## Start
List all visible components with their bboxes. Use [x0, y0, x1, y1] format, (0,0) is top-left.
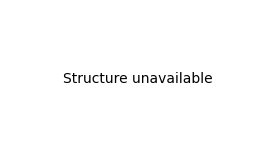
Text: Structure unavailable: Structure unavailable	[62, 72, 212, 86]
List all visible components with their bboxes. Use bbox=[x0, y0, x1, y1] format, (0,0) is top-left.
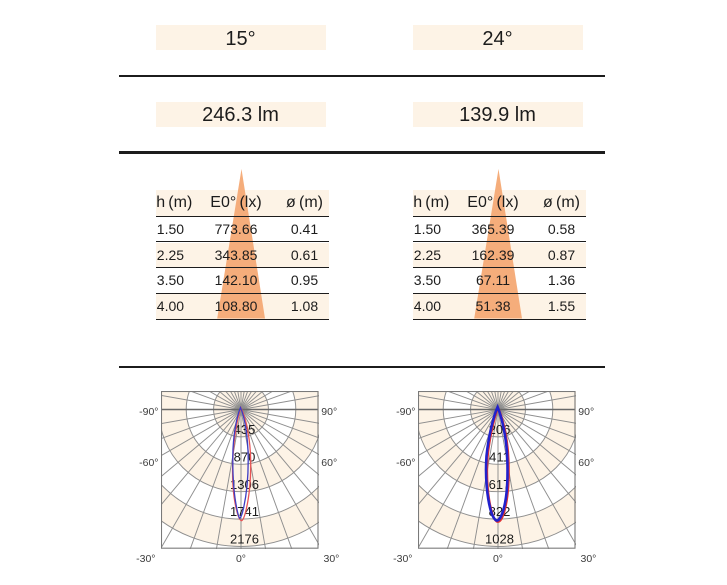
svg-text:411: 411 bbox=[489, 449, 510, 464]
svg-text:617: 617 bbox=[489, 477, 511, 492]
svg-text:435: 435 bbox=[234, 422, 256, 437]
svg-text:1028: 1028 bbox=[485, 532, 514, 547]
svg-text:2176: 2176 bbox=[230, 532, 259, 547]
svg-text:1306: 1306 bbox=[230, 477, 259, 492]
svg-text:870: 870 bbox=[234, 449, 256, 464]
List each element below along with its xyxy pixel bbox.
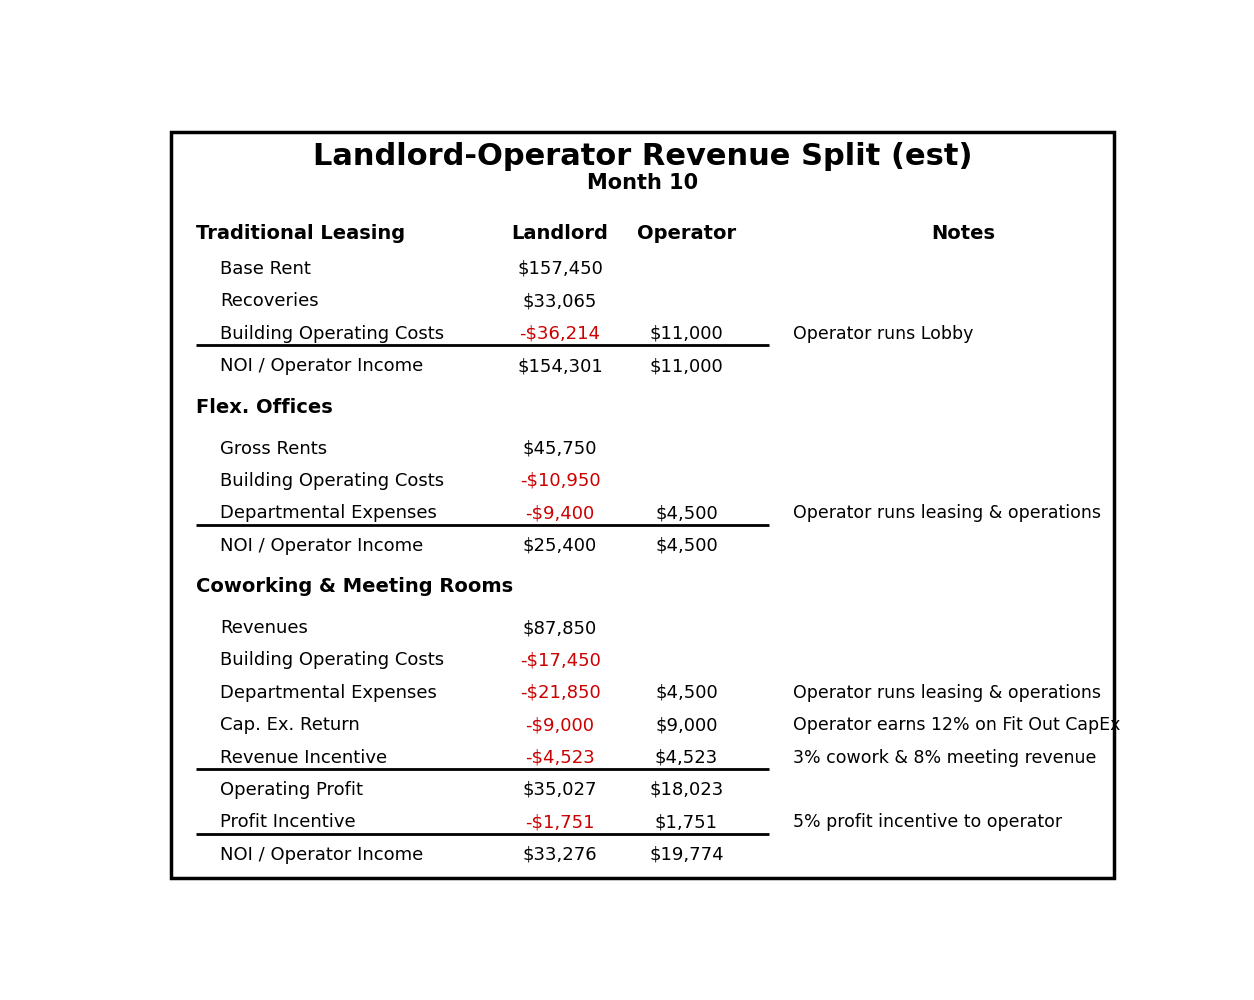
Text: Month 10: Month 10 [587, 173, 698, 193]
Text: $9,000: $9,000 [655, 716, 717, 734]
Text: Operator runs leasing & operations: Operator runs leasing & operations [794, 684, 1101, 702]
Text: 3% cowork & 8% meeting revenue: 3% cowork & 8% meeting revenue [794, 749, 1097, 767]
Text: Revenue Incentive: Revenue Incentive [219, 749, 387, 767]
Text: -$21,850: -$21,850 [519, 684, 601, 702]
Text: $18,023: $18,023 [650, 781, 724, 799]
Text: Operator: Operator [637, 224, 736, 243]
Text: -$9,400: -$9,400 [525, 504, 594, 522]
Text: 5% profit incentive to operator: 5% profit incentive to operator [794, 813, 1062, 831]
Text: NOI / Operator Income: NOI / Operator Income [219, 357, 423, 375]
Text: Departmental Expenses: Departmental Expenses [219, 684, 436, 702]
Text: Flex. Offices: Flex. Offices [196, 398, 332, 417]
Text: -$9,000: -$9,000 [525, 716, 594, 734]
Text: Operator runs Lobby: Operator runs Lobby [794, 325, 973, 343]
Text: $33,065: $33,065 [523, 292, 597, 310]
Text: $87,850: $87,850 [523, 619, 597, 637]
Text: $25,400: $25,400 [523, 537, 597, 555]
Text: $154,301: $154,301 [517, 357, 603, 375]
Text: Base Rent: Base Rent [219, 260, 311, 278]
Text: Profit Incentive: Profit Incentive [219, 813, 356, 831]
Text: -$17,450: -$17,450 [519, 651, 601, 669]
Text: $19,774: $19,774 [650, 846, 724, 864]
Text: $4,500: $4,500 [655, 504, 717, 522]
Text: Building Operating Costs: Building Operating Costs [219, 472, 444, 490]
Text: $45,750: $45,750 [523, 440, 597, 458]
Text: $33,276: $33,276 [523, 846, 597, 864]
Text: NOI / Operator Income: NOI / Operator Income [219, 846, 423, 864]
Text: Cap. Ex. Return: Cap. Ex. Return [219, 716, 360, 734]
Text: Revenues: Revenues [219, 619, 307, 637]
Text: Gross Rents: Gross Rents [219, 440, 327, 458]
Text: $11,000: $11,000 [650, 357, 724, 375]
Text: -$4,523: -$4,523 [525, 749, 594, 767]
Text: $35,027: $35,027 [523, 781, 597, 799]
Text: Building Operating Costs: Building Operating Costs [219, 325, 444, 343]
Text: Departmental Expenses: Departmental Expenses [219, 504, 436, 522]
Text: Traditional Leasing: Traditional Leasing [196, 224, 405, 243]
Text: Landlord-Operator Revenue Split (est): Landlord-Operator Revenue Split (est) [314, 142, 972, 171]
Text: Notes: Notes [932, 224, 996, 243]
Text: -$10,950: -$10,950 [519, 472, 601, 490]
Text: $1,751: $1,751 [655, 813, 717, 831]
Text: -$1,751: -$1,751 [525, 813, 594, 831]
Text: Recoveries: Recoveries [219, 292, 319, 310]
Text: $11,000: $11,000 [650, 325, 724, 343]
Text: Operating Profit: Operating Profit [219, 781, 362, 799]
Text: Coworking & Meeting Rooms: Coworking & Meeting Rooms [196, 577, 513, 596]
Text: Operator runs leasing & operations: Operator runs leasing & operations [794, 504, 1101, 522]
Text: NOI / Operator Income: NOI / Operator Income [219, 537, 423, 555]
Text: $157,450: $157,450 [517, 260, 603, 278]
Text: $4,523: $4,523 [655, 749, 719, 767]
Text: $4,500: $4,500 [655, 537, 717, 555]
Text: Building Operating Costs: Building Operating Costs [219, 651, 444, 669]
Text: Operator earns 12% on Fit Out CapEx: Operator earns 12% on Fit Out CapEx [794, 716, 1121, 734]
Text: -$36,214: -$36,214 [519, 325, 601, 343]
Text: $4,500: $4,500 [655, 684, 717, 702]
FancyBboxPatch shape [172, 132, 1114, 878]
Text: Landlord: Landlord [512, 224, 608, 243]
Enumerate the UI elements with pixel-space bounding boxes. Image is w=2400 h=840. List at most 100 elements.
## End
*Written problem*: Reproduce every line of the records above verbatim, leaving out the picture placeholders.

*The output*:
List all visible components with their bboxes. Use [x0, y0, x1, y1] format, (0,0) is top-left.
Text: Structure unavailable: Structure unavailable	[62, 72, 212, 86]
List all visible components with their bboxes. Use bbox=[x0, y0, x1, y1] format, (0,0) is top-left.
svg-text:411: 411 bbox=[489, 449, 510, 464]
svg-text:617: 617 bbox=[489, 477, 511, 492]
svg-text:435: 435 bbox=[234, 422, 256, 437]
svg-text:1028: 1028 bbox=[485, 532, 514, 547]
svg-text:2176: 2176 bbox=[230, 532, 259, 547]
svg-text:1306: 1306 bbox=[230, 477, 259, 492]
svg-text:870: 870 bbox=[234, 449, 256, 464]
List each element below along with its xyxy pixel bbox.
Text: Month 10: Month 10 [587, 173, 698, 193]
Text: $9,000: $9,000 [655, 716, 717, 734]
Text: Operator runs leasing & operations: Operator runs leasing & operations [794, 684, 1101, 702]
Text: 3% cowork & 8% meeting revenue: 3% cowork & 8% meeting revenue [794, 749, 1097, 767]
Text: Revenue Incentive: Revenue Incentive [219, 749, 387, 767]
Text: -$21,850: -$21,850 [519, 684, 601, 702]
Text: $18,023: $18,023 [650, 781, 724, 799]
Text: Operator: Operator [637, 224, 736, 243]
Text: -$9,400: -$9,400 [525, 504, 594, 522]
Text: 5% profit incentive to operator: 5% profit incentive to operator [794, 813, 1062, 831]
Text: NOI / Operator Income: NOI / Operator Income [219, 357, 423, 375]
Text: Departmental Expenses: Departmental Expenses [219, 684, 436, 702]
Text: Flex. Offices: Flex. Offices [196, 398, 332, 417]
Text: -$9,000: -$9,000 [525, 716, 594, 734]
Text: Operator runs Lobby: Operator runs Lobby [794, 325, 973, 343]
Text: $33,065: $33,065 [523, 292, 597, 310]
Text: $87,850: $87,850 [523, 619, 597, 637]
Text: $25,400: $25,400 [523, 537, 597, 555]
Text: $154,301: $154,301 [517, 357, 603, 375]
Text: Base Rent: Base Rent [219, 260, 311, 278]
Text: Profit Incentive: Profit Incentive [219, 813, 356, 831]
Text: -$17,450: -$17,450 [519, 651, 601, 669]
Text: $19,774: $19,774 [650, 846, 724, 864]
Text: $4,500: $4,500 [655, 504, 717, 522]
Text: Building Operating Costs: Building Operating Costs [219, 472, 444, 490]
Text: $45,750: $45,750 [523, 440, 597, 458]
Text: $33,276: $33,276 [523, 846, 597, 864]
Text: NOI / Operator Income: NOI / Operator Income [219, 846, 423, 864]
Text: Cap. Ex. Return: Cap. Ex. Return [219, 716, 360, 734]
Text: Revenues: Revenues [219, 619, 307, 637]
Text: Gross Rents: Gross Rents [219, 440, 327, 458]
Text: $11,000: $11,000 [650, 357, 724, 375]
Text: -$4,523: -$4,523 [525, 749, 594, 767]
Text: $35,027: $35,027 [523, 781, 597, 799]
Text: Building Operating Costs: Building Operating Costs [219, 325, 444, 343]
Text: Departmental Expenses: Departmental Expenses [219, 504, 436, 522]
Text: Traditional Leasing: Traditional Leasing [196, 224, 405, 243]
Text: Landlord-Operator Revenue Split (est): Landlord-Operator Revenue Split (est) [314, 142, 972, 171]
Text: Notes: Notes [932, 224, 996, 243]
Text: -$10,950: -$10,950 [519, 472, 601, 490]
Text: $1,751: $1,751 [655, 813, 717, 831]
Text: -$1,751: -$1,751 [525, 813, 594, 831]
Text: Recoveries: Recoveries [219, 292, 319, 310]
Text: $11,000: $11,000 [650, 325, 724, 343]
Text: Operating Profit: Operating Profit [219, 781, 362, 799]
Text: Coworking & Meeting Rooms: Coworking & Meeting Rooms [196, 577, 513, 596]
Text: Operator runs leasing & operations: Operator runs leasing & operations [794, 504, 1101, 522]
Text: NOI / Operator Income: NOI / Operator Income [219, 537, 423, 555]
Text: $157,450: $157,450 [517, 260, 603, 278]
Text: $4,523: $4,523 [655, 749, 719, 767]
Text: $4,500: $4,500 [655, 537, 717, 555]
Text: Building Operating Costs: Building Operating Costs [219, 651, 444, 669]
Text: Operator earns 12% on Fit Out CapEx: Operator earns 12% on Fit Out CapEx [794, 716, 1121, 734]
Text: -$36,214: -$36,214 [519, 325, 601, 343]
Text: $4,500: $4,500 [655, 684, 717, 702]
FancyBboxPatch shape [172, 132, 1114, 878]
Text: Landlord: Landlord [512, 224, 608, 243]
Enumerate the UI elements with pixel-space bounding boxes. Image is w=2400 h=840. List at most 100 elements.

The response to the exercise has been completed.